WHAT TO WORK ON.
- a) Update the Sinclair passage: begin at the words "With the mobile" and stop after "and on mobile devices.", replacing "New York" with "Manhattan".
- b) Answer these questions using the Sinclair passage:
(i) What is the name of the new broadcast standard?
(ii) In what city was the TVNewsCheck/SVG NewsTechForum held?
(iii) What does Smith call the ultimate competitor?

Sinclair CEO David Smith says that without a new technical standard that lets broadcasters beam their signals to all devices, they will lose to cable and telcos and become “essentially a three-legged dog in a four-legged dog, fast-track world.”
With the mobile market surging, David Smith, Sinclair Broadcast Group president-CEO, says broadcasters need to rally to adopt the new broadcast standard, dubbed ATSC 3.0, to fend off competition from phone and cable companies.
“It is essential that we be in the business of talking to those devices as freely as everybody else,” he said. “If we can’t do that in the future we are essentially a three-legged dog in a four-legged dog, fast-track world.”
Speaking this afternoon at the second annual TVNewsCheck/SVG NewsTechForum — a two- day confab in New York focusing on news technology — Smith said the broadcast business is putting itself at risk by not keeping up with growing consumer demand to access content online and on mobile devices.
He says that by not adopting the new standard, broadcasters will stay stuck, having “no capability to be in the mobile business.” Currently, broadcasting is financially “irrelevant” next to the big telco companies, putting its future in a precarious place, he said.
“If in any way we are impeded from talking to every device in the marketplace under any circumstances, I view that as a failure,” Smith said.
He said it is essential that broadcasters band together to institute the new standard– and do so in such a way that is not disruptive to consumers. “Transitioning can be done efficiently without a lot of hoopla. It’s relatively simple if we can get our heads together and say let’s just do this.”
He said the industry as a group needs to rally against new competition.
“The Internet is the ultimate competitor here. If you pay attention to where the money is flowing, the money is leaving national [TV advertising] and going to the Internet. It is leaving the business,” he said.
Smith said the industry is not going to be able to recover that advertising without a new standard that allows broadcasters to meet both consumers and advertisers on mobile devices.
“We can’t talk to those devices. And by virtue of the fact that we don’t talk to those devices, we can’t sell to advertisers that we are talking to those devices. It’s that simple. If we can’t compete in that space using our digital platforms, then that piece of the pie will be lost forever and we’ll be relegated to what radio is,” he said.

RAW DATA.
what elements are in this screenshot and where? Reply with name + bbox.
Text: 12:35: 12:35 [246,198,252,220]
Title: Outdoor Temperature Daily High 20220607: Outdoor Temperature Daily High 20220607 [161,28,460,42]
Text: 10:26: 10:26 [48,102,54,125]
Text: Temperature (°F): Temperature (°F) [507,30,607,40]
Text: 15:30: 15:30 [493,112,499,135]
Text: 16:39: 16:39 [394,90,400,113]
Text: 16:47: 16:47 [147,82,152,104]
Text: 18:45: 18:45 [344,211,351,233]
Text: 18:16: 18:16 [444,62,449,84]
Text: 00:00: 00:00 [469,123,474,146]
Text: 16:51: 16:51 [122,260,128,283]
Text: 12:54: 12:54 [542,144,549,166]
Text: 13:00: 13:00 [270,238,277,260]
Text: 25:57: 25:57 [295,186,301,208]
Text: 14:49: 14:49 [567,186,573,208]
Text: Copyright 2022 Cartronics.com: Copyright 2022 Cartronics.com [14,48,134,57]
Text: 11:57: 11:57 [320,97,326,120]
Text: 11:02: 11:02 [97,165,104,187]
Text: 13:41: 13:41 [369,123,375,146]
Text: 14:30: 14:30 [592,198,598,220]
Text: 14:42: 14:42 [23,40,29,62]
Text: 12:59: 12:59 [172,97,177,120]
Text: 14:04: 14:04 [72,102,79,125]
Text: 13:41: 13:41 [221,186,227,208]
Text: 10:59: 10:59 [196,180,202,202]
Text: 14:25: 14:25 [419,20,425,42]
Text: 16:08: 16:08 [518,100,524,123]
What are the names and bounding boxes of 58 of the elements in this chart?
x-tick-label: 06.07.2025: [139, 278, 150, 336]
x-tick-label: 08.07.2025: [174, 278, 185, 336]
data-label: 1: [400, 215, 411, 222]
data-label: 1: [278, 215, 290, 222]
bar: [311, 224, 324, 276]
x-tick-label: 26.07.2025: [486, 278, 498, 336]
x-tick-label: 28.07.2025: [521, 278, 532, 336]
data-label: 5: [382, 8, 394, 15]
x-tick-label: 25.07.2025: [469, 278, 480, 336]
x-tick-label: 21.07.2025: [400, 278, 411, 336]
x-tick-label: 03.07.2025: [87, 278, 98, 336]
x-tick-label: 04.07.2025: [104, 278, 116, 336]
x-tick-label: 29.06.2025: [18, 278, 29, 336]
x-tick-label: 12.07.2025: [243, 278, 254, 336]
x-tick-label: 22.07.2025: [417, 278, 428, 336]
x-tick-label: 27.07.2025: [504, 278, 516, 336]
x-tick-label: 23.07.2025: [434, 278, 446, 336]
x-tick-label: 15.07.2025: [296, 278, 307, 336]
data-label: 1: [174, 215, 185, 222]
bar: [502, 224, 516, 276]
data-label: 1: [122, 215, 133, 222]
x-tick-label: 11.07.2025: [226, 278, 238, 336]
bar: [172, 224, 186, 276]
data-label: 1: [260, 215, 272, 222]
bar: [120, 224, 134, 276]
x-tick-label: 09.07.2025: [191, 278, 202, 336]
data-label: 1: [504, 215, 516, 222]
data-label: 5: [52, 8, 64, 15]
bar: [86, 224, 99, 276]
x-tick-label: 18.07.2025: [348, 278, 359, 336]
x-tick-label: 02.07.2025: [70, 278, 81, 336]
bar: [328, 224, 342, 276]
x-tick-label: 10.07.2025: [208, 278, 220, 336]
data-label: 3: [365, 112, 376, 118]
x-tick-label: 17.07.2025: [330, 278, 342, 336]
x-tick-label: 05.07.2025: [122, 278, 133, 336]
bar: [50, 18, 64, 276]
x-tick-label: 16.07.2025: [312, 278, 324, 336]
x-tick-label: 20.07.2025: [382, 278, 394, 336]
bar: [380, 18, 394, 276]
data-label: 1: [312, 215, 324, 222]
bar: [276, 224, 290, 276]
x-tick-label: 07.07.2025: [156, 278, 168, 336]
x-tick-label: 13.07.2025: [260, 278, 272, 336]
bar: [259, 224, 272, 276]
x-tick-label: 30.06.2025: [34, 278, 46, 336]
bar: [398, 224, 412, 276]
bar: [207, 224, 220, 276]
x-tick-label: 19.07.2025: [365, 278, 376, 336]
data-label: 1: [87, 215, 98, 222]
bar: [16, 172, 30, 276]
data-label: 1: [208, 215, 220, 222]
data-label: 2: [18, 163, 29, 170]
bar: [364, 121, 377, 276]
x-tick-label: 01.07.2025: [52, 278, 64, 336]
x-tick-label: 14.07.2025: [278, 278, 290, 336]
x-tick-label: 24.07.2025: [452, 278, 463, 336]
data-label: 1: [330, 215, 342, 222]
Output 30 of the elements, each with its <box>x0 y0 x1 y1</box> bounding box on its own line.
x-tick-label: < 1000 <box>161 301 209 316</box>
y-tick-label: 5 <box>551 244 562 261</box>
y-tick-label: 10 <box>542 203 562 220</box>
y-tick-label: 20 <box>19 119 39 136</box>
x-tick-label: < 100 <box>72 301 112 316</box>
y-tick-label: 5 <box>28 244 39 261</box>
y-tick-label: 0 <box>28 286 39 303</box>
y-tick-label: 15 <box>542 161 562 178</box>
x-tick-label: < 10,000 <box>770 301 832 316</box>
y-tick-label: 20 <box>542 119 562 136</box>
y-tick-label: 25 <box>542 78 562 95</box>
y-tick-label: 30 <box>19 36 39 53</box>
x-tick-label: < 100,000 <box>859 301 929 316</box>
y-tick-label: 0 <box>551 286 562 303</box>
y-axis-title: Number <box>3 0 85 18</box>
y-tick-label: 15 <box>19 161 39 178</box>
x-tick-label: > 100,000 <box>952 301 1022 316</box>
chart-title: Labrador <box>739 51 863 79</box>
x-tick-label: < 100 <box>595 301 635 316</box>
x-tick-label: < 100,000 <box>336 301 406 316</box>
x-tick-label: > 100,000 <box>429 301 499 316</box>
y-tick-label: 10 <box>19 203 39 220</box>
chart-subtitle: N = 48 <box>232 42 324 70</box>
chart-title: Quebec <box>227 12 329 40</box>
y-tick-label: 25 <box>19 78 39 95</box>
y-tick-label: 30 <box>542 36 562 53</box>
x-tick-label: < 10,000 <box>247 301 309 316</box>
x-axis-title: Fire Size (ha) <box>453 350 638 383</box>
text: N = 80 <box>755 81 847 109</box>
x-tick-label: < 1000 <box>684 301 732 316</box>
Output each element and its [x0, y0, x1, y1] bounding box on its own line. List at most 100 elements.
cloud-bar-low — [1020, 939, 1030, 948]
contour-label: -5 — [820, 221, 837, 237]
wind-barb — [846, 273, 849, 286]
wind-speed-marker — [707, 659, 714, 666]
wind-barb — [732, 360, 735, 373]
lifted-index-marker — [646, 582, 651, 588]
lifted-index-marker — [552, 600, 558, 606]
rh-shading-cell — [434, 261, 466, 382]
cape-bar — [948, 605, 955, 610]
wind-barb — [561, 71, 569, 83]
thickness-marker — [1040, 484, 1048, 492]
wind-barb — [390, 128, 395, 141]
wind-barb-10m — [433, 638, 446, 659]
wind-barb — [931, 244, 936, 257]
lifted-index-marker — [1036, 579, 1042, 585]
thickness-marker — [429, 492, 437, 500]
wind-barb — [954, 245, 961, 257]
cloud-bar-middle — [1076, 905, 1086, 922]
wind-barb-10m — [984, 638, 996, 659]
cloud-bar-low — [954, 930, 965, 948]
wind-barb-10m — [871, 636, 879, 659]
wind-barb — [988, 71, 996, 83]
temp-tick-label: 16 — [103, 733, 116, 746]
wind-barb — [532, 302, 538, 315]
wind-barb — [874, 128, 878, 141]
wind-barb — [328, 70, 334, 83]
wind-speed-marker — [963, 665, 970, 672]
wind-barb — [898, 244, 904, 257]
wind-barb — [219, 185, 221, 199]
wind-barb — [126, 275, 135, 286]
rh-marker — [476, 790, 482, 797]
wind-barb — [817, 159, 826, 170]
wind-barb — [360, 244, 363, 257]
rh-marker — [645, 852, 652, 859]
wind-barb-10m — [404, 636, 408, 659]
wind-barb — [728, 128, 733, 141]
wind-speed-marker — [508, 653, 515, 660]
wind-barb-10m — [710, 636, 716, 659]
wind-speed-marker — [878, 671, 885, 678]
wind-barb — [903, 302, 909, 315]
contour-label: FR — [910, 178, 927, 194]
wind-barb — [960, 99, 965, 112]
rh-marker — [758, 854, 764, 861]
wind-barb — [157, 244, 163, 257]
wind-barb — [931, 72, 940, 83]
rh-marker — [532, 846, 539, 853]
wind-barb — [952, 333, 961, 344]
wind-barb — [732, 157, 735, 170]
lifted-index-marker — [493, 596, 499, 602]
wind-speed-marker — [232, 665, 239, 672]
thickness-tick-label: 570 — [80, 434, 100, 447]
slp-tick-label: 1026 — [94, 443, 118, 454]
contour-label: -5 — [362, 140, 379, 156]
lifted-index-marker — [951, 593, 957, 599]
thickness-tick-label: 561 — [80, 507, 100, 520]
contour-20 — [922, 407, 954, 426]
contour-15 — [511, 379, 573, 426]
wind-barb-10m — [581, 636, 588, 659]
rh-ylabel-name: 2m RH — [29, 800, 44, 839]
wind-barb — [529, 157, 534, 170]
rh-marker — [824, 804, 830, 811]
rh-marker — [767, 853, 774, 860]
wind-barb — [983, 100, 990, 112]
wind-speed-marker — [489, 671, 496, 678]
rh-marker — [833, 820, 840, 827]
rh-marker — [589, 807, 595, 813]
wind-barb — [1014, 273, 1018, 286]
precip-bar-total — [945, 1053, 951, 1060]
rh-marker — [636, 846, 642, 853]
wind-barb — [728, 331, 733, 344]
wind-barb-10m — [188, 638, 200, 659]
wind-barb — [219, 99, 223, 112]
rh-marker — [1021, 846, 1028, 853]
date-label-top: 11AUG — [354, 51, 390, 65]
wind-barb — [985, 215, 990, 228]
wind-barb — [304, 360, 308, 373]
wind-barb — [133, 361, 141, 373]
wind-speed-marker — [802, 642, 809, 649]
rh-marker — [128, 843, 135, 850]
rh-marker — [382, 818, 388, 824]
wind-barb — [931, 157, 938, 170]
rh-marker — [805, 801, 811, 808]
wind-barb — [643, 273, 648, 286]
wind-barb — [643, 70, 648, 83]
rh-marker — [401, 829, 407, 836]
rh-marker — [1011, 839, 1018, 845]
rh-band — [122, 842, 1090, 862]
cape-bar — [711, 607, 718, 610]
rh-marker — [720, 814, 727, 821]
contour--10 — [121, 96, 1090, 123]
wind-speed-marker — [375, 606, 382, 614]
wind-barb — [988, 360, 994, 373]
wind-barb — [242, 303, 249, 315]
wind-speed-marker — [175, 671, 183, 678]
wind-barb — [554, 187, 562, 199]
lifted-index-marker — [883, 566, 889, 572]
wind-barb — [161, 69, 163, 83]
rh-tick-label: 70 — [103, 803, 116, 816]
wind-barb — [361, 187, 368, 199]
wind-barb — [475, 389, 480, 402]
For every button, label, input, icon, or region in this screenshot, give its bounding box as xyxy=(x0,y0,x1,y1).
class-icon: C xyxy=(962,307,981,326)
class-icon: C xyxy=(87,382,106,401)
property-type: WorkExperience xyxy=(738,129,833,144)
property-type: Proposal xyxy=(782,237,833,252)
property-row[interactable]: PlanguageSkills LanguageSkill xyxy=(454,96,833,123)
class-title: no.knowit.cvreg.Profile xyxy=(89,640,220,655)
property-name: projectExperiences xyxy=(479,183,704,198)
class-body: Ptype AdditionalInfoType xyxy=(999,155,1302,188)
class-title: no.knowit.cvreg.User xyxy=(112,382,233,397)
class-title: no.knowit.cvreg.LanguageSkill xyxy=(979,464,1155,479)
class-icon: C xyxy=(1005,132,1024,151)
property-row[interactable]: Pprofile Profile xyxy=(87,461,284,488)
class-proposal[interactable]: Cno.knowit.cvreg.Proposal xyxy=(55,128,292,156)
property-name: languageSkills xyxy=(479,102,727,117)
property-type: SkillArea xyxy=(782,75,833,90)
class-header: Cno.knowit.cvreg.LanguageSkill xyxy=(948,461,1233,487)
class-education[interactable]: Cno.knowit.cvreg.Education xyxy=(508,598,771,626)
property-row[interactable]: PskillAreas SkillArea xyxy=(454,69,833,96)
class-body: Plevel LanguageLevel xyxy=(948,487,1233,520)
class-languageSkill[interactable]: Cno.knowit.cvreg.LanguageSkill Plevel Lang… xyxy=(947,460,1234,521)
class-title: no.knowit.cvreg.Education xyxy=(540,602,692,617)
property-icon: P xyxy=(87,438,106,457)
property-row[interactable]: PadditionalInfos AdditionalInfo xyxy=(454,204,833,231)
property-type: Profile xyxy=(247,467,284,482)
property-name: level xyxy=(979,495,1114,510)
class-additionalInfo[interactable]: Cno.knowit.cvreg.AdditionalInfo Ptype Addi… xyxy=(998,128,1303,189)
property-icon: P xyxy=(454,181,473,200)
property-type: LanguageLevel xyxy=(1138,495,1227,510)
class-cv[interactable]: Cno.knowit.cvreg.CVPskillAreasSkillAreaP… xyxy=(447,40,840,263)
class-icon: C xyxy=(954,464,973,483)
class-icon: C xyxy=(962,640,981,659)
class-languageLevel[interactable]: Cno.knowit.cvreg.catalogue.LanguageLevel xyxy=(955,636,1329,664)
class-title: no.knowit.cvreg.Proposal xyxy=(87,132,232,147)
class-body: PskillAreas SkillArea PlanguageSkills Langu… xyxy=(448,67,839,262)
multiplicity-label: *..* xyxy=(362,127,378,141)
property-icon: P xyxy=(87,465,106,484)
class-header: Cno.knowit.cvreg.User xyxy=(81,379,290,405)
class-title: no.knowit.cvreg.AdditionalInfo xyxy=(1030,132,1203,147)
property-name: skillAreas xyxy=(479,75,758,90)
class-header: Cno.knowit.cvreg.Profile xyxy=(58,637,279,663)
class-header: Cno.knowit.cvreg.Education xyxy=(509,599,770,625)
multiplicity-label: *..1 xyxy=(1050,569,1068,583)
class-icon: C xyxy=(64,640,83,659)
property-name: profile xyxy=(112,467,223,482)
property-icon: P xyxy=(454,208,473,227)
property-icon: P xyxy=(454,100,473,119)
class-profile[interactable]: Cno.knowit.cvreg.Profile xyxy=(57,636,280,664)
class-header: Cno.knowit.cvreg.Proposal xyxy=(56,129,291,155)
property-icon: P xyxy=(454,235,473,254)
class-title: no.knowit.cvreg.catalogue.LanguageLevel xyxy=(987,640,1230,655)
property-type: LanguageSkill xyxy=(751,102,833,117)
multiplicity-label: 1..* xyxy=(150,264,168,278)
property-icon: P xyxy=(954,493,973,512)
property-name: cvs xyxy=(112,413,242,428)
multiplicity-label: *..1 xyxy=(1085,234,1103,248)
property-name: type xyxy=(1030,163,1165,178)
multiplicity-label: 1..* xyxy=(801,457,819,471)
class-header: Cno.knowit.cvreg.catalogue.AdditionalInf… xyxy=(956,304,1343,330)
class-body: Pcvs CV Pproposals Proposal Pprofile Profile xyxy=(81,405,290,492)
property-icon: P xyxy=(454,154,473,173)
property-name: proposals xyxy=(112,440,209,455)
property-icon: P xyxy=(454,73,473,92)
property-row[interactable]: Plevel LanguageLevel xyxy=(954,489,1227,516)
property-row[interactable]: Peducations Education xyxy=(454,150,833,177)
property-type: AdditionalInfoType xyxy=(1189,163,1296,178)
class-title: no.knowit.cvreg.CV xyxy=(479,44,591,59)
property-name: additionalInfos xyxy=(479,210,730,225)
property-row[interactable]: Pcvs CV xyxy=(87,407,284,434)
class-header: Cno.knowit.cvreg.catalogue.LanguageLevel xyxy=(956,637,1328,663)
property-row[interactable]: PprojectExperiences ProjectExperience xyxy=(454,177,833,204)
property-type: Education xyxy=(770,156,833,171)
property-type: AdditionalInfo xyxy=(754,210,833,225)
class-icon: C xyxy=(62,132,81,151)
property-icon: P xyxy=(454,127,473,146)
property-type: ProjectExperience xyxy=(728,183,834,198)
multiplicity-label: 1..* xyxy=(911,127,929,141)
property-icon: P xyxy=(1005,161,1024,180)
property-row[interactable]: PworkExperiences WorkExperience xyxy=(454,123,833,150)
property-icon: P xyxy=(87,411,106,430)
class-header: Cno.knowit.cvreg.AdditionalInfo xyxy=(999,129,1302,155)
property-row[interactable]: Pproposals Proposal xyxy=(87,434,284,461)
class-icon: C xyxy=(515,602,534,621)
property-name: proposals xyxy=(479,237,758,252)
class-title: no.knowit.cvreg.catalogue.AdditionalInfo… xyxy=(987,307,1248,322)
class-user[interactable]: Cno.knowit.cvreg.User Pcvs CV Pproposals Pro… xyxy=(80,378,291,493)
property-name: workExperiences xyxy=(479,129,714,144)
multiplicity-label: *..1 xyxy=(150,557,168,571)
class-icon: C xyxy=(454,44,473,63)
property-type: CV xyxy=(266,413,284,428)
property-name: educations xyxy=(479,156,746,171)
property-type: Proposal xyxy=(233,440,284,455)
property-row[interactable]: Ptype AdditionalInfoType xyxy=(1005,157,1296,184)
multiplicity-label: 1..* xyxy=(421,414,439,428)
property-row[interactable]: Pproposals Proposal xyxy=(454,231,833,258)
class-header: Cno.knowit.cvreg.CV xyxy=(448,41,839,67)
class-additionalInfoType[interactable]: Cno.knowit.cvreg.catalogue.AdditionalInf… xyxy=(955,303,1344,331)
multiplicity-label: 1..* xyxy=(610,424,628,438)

REPLIES.
- a)
With the mobile market surging, David Smith, Sinclair Broadcast Group president-CEO, says broadcasters need to rally to adopt the new broadcast standard, dubbed ATSC 3.0, to fend off competition from phone and cable companies.
“It is essential that we be in the business of talking to those devices as freely as everybody else,” he said. “If we can’t do that in the future we are essentially a three-legged dog in a four-legged dog, fast-track world.”
Speaking this afternoon at the second annual TVNewsCheck/SVG NewsTechForum — a two- day confab in Manhattan focusing on news technology — Smith said the broadcast business is putting itself at risk by not keeping up with growing consumer demand to access content online and on mobile devices.

- b)
(i) ATSC 3.0
(ii) New York
(iii) The Internet